Element and region listings:
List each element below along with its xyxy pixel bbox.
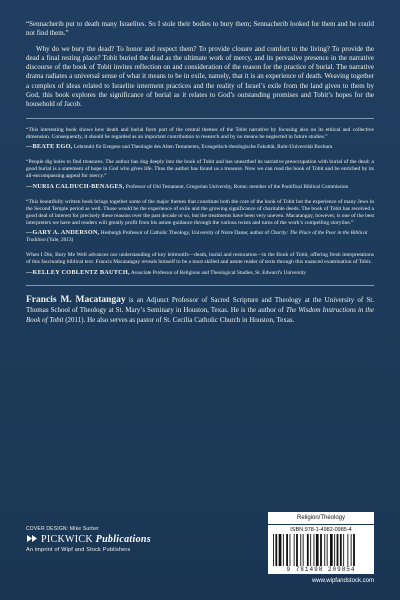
endorsement-attribution — [26, 143, 374, 151]
endorsement-attribution — [26, 183, 374, 191]
publisher-prefix: PICKWICK — [41, 534, 93, 545]
endorser-name: —NURIA CALDUCH-BENAGES, — [26, 182, 125, 190]
endorsement-calduch-benages — [26, 159, 374, 191]
endorser-affiliation: Lehrstuhl für Exegese und Theologie des Alten Testaments, Evangelisch-theologische Fakultät, Ruhr-Universität Bochum — [73, 143, 333, 150]
divider — [26, 285, 374, 286]
endorser-affiliation: Professor of Old Testament, Gregorian University, Rome; member of the Pontifical Biblical Commission — [125, 183, 349, 190]
author-bio — [26, 294, 374, 325]
description-paragraph: Why do we bury the dead? To honor and respect them? To provide closure and comfort to the living? To provide the dead a final resting place? Tobit buried the dead as the ultimate work of mercy, and its pervasive presence in the narrative discourse of the book of Tobit invites reflection on and consideration of the reason for the practice of burial. The narrative drama radiates a universal sense of what it means to be in exile, namely, that it is an experience of death. Weaving together a complex of ideas related to Israelite interment practices and the reality of Israel’s exile from the land given to them by God, this book explores the significance of burial as it relates to God’s outstanding promises and Tobit’s hopes for the household of Jacob. — [26, 44, 374, 109]
barcode-icon — [271, 534, 371, 566]
endorsement-anderson — [26, 199, 374, 245]
isbn-number: ISBN 978-1-4982-0985-4 — [290, 527, 352, 533]
bio-text-1: is an Adjunct Professor of Sacred Scripture and Theology at the University of St. Thomas School of Theology at St. Mary’s Seminary in Houston, Texas. He is the author of — [26, 295, 374, 315]
isbn-barcode-box — [268, 525, 374, 574]
endorser-name: —BEATE EGO, — [26, 142, 73, 150]
publisher-name: Publications — [95, 534, 151, 545]
pickwick-logo-icon — [26, 534, 39, 543]
publisher-website: www.wipfandstock.com — [311, 578, 374, 584]
book-description — [26, 20, 374, 110]
imprint-line: An imprint of Wipf and Stock Publishers — [26, 547, 131, 553]
endorser-affiliation: Associate Professor of Religious and Theological Studies, St. Edward’s University — [130, 269, 306, 276]
endorsement-quote: When I Die, Bury Me Well advances our understanding of key leitmotifs—death, burial and restoration—in the Book of Tobit, offering fresh interpretations of this fascinating biblical text. Francis Macatangay reveals himself to be a most skilled and astute reader of texts through this nuanced examination of Tobit. — [26, 252, 374, 266]
barcode-digits: 9 781498 209854 — [286, 566, 356, 573]
endorsement-quote: “People dig holes to find treasures. The author has dug deeply into the book of Tobit and has unearthed its narrative preoccupation with burial of the dead: a good burial is a statement of hope in God who gives life. Thus the author has found us a treasure. Now we can read the book of Tobit and be enriched by its all-encompassing appeal for mercy.” — [26, 159, 374, 180]
endorser-name: —GARY A. ANDERSON, — [26, 229, 100, 237]
endorser-name: —KELLEY COBLENTZ BAUTCH, — [26, 268, 130, 276]
endorsement-attribution — [26, 269, 374, 277]
endorsement-quote: “This beautifully written book brings together some of the major themes that constitute both the core of the book of Tobit but the experience of many Jews in the Second Temple period as well. Those would be the experience of exile and the growing significance of charitable deeds. The book of Tobit has received a good deal of interest for precisely these reasons over the past decade or so, but the treatments have been very uneven. Macatangay, however, is one of the best interpreters we have and readers will greatly profit from his astute guidance through the various twists and turns of the work’s compelling storyline.” — [26, 198, 374, 227]
endorsement-bautch — [26, 252, 374, 276]
author-previous-book: The Wisdom Instructions in the Book of Tobit — [26, 306, 374, 324]
publisher-logo — [26, 534, 151, 545]
epigraph-quote: “Sennacherib put to death many Israelites. So I stole their bodies to bury them; Sennacherib looked for them and he could not find them.” — [26, 20, 374, 38]
divider — [26, 118, 374, 119]
endorser-book-title: Charity: The Place of the Poor in the Biblical Tradition — [26, 230, 368, 244]
endorsement-attribution — [26, 229, 374, 244]
category-label: Religion/Theology — [268, 512, 374, 524]
author-bio-block — [26, 294, 374, 325]
cover-design-credit: COVER DESIGN: Mike Surber — [26, 526, 100, 532]
endorser-affiliation: Hesburgh Professor of Catholic Theology, University of Notre Dame; author of — [100, 230, 271, 237]
endorsement-ego — [26, 127, 374, 151]
endorsement-quote: “This interesting book shows how death and burial form part of the central themes of the Tobit narrative by focusing also on its ethical and collective dimension. Consequently, it should be regarded as an important contribution to research and by no means be neglected in future studies.” — [26, 126, 374, 140]
author-name: Francis M. Macatangay — [26, 294, 126, 305]
bio-text-2: (2011). He also serves as pastor of St. Cecilia Catholic Church in Houston, Texas. — [63, 315, 295, 324]
endorser-book-publisher: (Yale, 2013) — [45, 237, 74, 244]
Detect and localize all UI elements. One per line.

◆ What this task involves:
Print the lines from the rows that run from the line containing "endorsement-attribution — [26, 143, 374, 151]" through the line containing "endorsement-calduch-benages — [26, 159, 374, 191]", including both of those lines.

◆ Solution:
endorsement-attribution — [26, 143, 374, 151]
endorsement-attribution — [26, 183, 374, 191]
publisher-prefix: PICKWICK — [41, 534, 93, 545]
endorser-name: —NURIA CALDUCH-BENAGES, — [26, 182, 125, 190]
endorsement-calduch-benages — [26, 159, 374, 191]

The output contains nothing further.